**** INPUT MATERIAL ****

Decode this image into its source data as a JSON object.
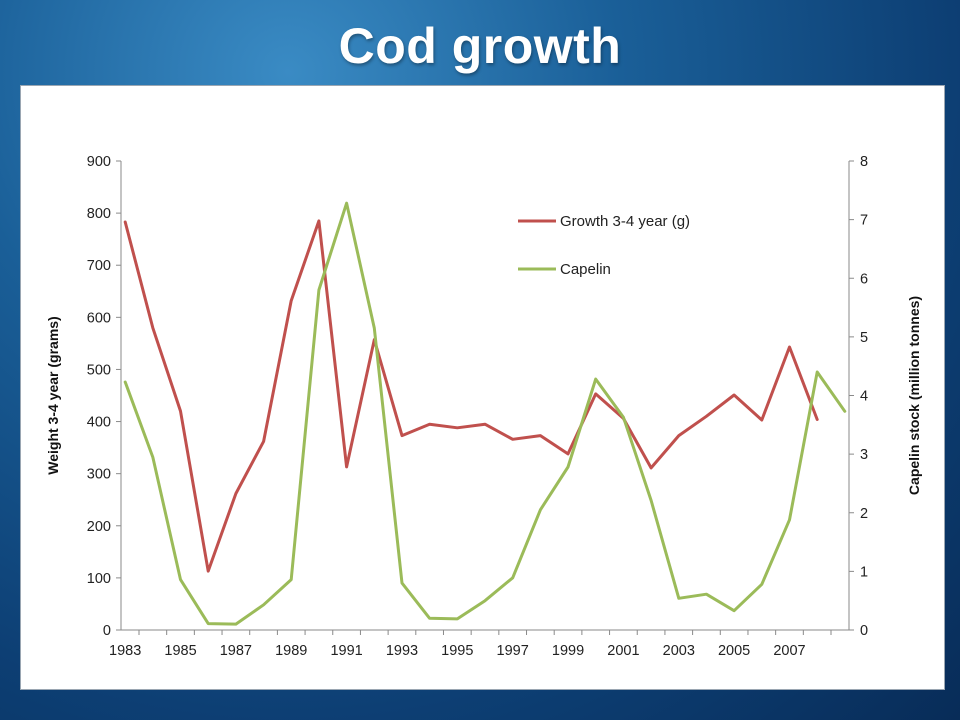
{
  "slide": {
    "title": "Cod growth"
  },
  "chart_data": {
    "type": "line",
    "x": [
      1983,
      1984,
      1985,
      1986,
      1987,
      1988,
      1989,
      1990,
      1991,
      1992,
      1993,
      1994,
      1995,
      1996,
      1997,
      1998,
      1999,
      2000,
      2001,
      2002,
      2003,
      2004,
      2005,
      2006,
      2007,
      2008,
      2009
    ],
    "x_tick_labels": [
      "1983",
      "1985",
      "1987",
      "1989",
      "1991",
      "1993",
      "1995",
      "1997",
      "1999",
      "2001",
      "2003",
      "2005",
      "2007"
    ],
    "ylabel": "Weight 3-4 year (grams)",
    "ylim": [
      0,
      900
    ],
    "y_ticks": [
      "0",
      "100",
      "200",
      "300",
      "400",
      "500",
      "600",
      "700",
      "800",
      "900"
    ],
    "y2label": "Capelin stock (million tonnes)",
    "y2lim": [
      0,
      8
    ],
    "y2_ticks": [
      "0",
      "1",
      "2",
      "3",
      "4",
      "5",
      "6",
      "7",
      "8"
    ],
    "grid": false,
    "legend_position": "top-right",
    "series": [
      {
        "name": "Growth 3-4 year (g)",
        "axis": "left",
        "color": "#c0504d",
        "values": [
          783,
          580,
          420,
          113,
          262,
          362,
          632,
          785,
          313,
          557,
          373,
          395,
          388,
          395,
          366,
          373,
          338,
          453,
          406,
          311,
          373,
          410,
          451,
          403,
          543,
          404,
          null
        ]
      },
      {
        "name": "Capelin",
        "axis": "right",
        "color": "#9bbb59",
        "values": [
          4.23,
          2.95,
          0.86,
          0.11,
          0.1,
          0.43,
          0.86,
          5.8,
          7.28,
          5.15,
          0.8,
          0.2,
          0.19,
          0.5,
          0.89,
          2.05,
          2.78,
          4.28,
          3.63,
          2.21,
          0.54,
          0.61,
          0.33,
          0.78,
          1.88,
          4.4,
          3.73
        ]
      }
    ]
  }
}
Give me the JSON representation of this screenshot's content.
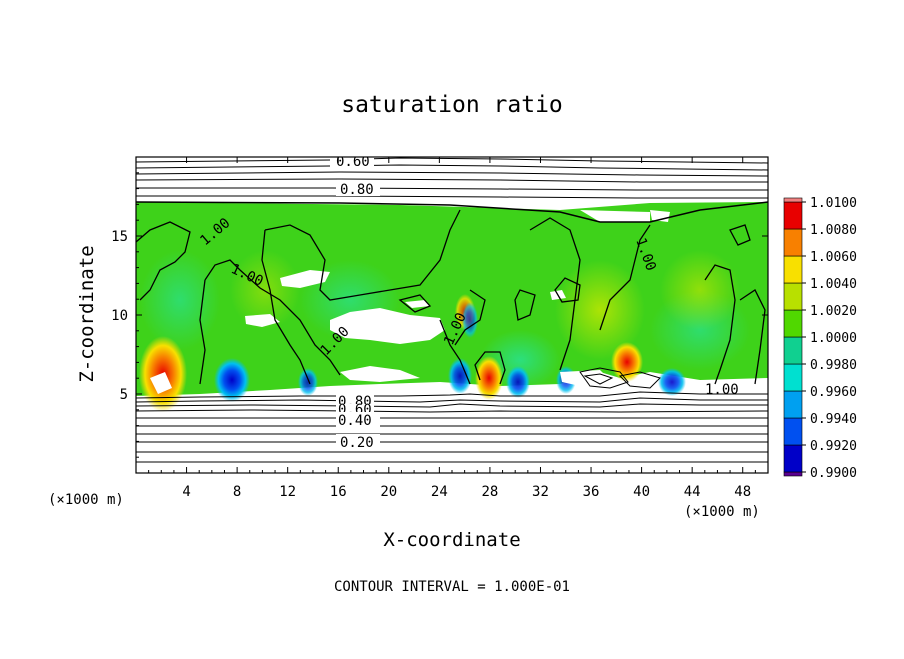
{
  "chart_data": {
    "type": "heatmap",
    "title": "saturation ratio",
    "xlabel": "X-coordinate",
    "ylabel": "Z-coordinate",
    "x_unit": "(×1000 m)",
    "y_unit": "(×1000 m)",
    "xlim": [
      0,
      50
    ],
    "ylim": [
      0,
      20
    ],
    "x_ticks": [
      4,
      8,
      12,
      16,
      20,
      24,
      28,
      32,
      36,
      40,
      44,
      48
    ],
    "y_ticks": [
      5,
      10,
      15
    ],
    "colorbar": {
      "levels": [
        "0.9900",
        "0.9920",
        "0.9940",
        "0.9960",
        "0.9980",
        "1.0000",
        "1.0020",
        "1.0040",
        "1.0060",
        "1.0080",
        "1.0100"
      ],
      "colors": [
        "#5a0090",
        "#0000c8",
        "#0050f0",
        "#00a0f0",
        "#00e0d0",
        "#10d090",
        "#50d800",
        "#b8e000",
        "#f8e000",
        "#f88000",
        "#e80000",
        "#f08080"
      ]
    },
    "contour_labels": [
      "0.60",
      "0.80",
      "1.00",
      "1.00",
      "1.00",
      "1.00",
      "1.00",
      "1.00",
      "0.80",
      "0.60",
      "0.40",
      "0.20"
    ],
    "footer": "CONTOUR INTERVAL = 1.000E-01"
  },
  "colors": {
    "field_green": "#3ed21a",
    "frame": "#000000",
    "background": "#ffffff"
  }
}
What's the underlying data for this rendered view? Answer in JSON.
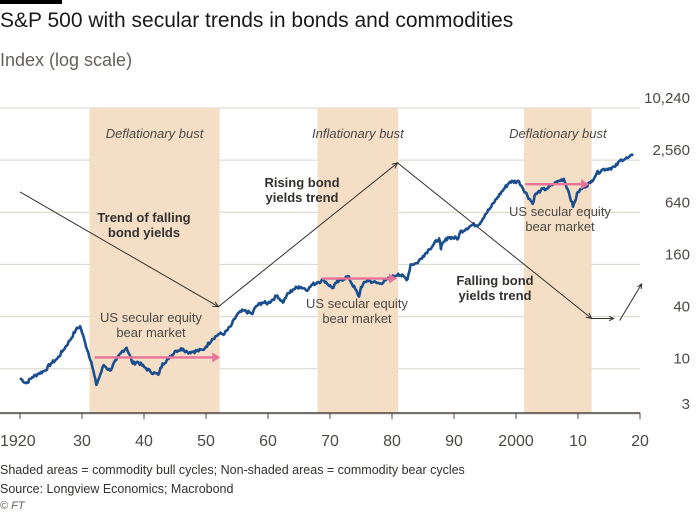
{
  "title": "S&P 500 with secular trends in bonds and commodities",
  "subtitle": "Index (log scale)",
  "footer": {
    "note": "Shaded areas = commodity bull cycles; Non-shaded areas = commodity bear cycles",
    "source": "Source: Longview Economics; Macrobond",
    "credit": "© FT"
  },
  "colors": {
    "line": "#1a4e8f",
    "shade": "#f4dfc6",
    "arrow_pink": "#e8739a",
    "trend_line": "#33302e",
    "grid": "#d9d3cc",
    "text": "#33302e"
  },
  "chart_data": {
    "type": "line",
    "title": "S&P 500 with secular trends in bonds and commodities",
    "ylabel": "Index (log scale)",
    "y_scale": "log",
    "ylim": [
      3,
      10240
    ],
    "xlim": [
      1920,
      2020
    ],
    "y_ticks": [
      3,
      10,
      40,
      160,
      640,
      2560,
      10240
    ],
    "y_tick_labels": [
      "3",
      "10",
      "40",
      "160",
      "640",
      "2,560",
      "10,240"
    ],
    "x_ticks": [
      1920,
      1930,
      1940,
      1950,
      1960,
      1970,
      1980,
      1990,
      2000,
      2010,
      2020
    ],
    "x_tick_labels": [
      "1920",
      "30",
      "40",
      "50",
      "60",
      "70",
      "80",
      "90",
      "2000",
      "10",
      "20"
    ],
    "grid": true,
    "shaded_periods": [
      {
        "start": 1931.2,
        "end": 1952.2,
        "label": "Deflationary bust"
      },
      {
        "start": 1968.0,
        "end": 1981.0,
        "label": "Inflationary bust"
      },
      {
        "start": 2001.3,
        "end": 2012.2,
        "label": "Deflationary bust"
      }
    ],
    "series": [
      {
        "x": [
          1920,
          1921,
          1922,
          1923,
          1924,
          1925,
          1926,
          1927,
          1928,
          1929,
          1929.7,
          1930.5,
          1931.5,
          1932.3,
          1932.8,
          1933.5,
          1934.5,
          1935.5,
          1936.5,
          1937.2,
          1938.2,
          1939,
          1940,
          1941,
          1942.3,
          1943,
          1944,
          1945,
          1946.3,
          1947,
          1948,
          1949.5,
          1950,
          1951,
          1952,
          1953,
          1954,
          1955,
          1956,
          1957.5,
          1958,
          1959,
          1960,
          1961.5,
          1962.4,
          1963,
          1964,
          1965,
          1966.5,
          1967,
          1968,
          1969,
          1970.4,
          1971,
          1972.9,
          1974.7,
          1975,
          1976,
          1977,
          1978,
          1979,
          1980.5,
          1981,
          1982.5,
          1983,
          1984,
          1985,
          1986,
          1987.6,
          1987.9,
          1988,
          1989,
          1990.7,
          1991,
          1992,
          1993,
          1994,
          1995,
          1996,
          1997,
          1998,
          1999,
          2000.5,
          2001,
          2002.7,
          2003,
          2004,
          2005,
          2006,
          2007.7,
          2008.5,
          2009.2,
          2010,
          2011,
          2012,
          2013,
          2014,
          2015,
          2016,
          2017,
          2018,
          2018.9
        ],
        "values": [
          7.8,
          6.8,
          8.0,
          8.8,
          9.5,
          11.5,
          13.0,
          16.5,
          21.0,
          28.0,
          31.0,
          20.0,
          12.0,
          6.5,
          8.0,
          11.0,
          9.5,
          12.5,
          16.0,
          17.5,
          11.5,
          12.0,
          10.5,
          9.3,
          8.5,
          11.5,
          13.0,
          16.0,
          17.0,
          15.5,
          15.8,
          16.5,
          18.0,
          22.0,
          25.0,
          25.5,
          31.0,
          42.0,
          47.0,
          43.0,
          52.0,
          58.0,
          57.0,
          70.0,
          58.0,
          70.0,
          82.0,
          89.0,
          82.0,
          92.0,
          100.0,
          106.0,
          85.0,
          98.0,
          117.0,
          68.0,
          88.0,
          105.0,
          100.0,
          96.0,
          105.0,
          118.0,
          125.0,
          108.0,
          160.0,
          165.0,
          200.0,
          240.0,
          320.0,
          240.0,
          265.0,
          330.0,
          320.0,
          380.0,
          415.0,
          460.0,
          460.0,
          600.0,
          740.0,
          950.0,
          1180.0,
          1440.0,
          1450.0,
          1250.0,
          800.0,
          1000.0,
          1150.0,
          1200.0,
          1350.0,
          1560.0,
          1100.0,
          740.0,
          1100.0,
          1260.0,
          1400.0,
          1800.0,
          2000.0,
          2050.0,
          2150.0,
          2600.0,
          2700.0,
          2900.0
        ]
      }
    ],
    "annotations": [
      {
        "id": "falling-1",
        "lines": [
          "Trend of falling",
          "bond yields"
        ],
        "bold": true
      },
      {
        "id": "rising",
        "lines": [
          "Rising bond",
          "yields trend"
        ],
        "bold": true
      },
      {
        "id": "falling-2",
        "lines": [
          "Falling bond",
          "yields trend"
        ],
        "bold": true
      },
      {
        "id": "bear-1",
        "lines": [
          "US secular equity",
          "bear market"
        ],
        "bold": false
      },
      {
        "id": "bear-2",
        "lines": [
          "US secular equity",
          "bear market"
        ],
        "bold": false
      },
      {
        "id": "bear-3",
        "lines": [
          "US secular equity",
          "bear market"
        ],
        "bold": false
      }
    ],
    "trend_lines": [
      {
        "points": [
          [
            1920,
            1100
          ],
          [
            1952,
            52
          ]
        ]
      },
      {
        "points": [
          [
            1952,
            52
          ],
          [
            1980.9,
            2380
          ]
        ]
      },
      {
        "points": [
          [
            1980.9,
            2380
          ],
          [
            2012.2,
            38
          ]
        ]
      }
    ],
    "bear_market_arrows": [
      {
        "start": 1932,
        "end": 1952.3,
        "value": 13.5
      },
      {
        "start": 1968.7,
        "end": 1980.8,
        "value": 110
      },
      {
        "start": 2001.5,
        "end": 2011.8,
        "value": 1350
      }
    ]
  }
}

****

- [OBJECTIVE]:
Using the listing above, return all lines where the word "with" occurs.

- [RESPONSE TO THE TASK]:
  "title": "S&P 500 with secular trends in bonds and commodities",
    "title": "S&P 500 with secular trends in bonds and commodities",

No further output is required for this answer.